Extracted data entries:
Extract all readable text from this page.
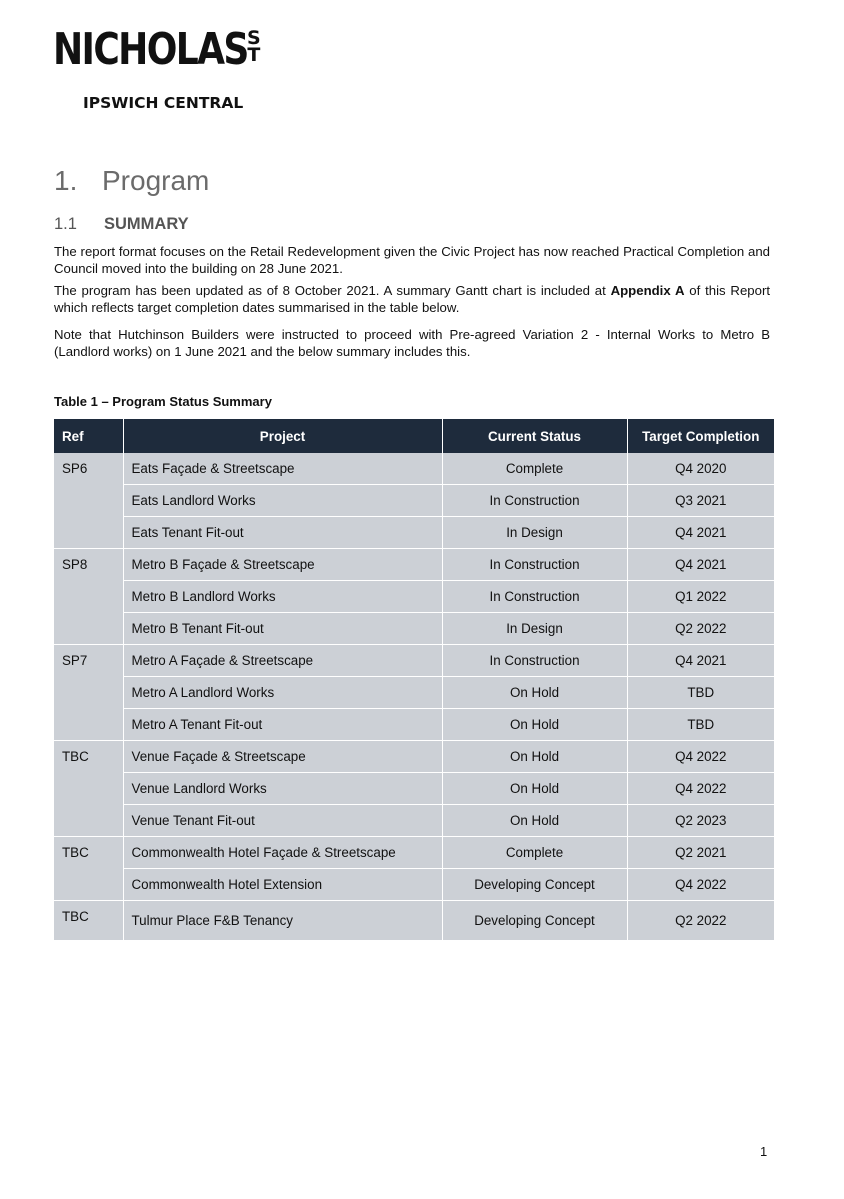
NICHOLAS S
T
IPSWICH CENTRAL
1. Program
1.1 SUMMARY

The report format focuses on the Retail Redevelopment given the Civic Project has now reached Practical Completion and Council moved into the building on 28 June 2021.

The program has been updated as of 8 October 2021. A summary Gantt chart is included at Appendix A of this Report which reflects target completion dates summarised in the table below.

Note that Hutchinson Builders were instructed to proceed with Pre-agreed Variation 2 - Internal Works to Metro B (Landlord works) on 1 June 2021 and the below summary includes this.

Table 1 – Program Status Summary
Ref	Project	Current Status	Target Completion
SP6	Eats Façade & Streetscape	Complete	Q4 2020
	Eats Landlord Works	In Construction	Q3 2021
	Eats Tenant Fit-out	In Design	Q4 2021
SP8	Metro B Façade & Streetscape	In Construction	Q4 2021
	Metro B Landlord Works	In Construction	Q1 2022
	Metro B Tenant Fit-out	In Design	Q2 2022
SP7	Metro A Façade & Streetscape	In Construction	Q4 2021
	Metro A Landlord Works	On Hold	TBD
	Metro A Tenant Fit-out	On Hold	TBD
TBC	Venue Façade & Streetscape	On Hold	Q4 2022
	Venue Landlord Works	On Hold	Q4 2022
	Venue Tenant Fit-out	On Hold	Q2 2023
TBC	Commonwealth Hotel Façade & Streetscape	Complete	Q2 2021
	Commonwealth Hotel Extension	Developing Concept	Q4 2022
TBC	Tulmur Place F&B Tenancy	Developing Concept	Q2 2022
1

WHAT THIS TASK INVOLVES:
Retype all the records shown above, character for character. Omit every picture.

TASK RESULT:
Extract all readable text from this page.
NICHOLAS S
T
IPSWICH CENTRAL
1. Program
1.1 SUMMARY

The report format focuses on the Retail Redevelopment given the Civic Project has now reached Practical Completion and Council moved into the building on 28 June 2021.

The program has been updated as of 8 October 2021. A summary Gantt chart is included at Appendix A of this Report which reflects target completion dates summarised in the table below.

Note that Hutchinson Builders were instructed to proceed with Pre-agreed Variation 2 - Internal Works to Metro B (Landlord works) on 1 June 2021 and the below summary includes this.

Table 1 – Program Status Summary
Ref	Project	Current Status	Target Completion
SP6	Eats Façade & Streetscape	Complete	Q4 2020
	Eats Landlord Works	In Construction	Q3 2021
	Eats Tenant Fit-out	In Design	Q4 2021
SP8	Metro B Façade & Streetscape	In Construction	Q4 2021
	Metro B Landlord Works	In Construction	Q1 2022
	Metro B Tenant Fit-out	In Design	Q2 2022
SP7	Metro A Façade & Streetscape	In Construction	Q4 2021
	Metro A Landlord Works	On Hold	TBD
	Metro A Tenant Fit-out	On Hold	TBD
TBC	Venue Façade & Streetscape	On Hold	Q4 2022
	Venue Landlord Works	On Hold	Q4 2022
	Venue Tenant Fit-out	On Hold	Q2 2023
TBC	Commonwealth Hotel Façade & Streetscape	Complete	Q2 2021
	Commonwealth Hotel Extension	Developing Concept	Q4 2022
TBC	Tulmur Place F&B Tenancy	Developing Concept	Q2 2022
1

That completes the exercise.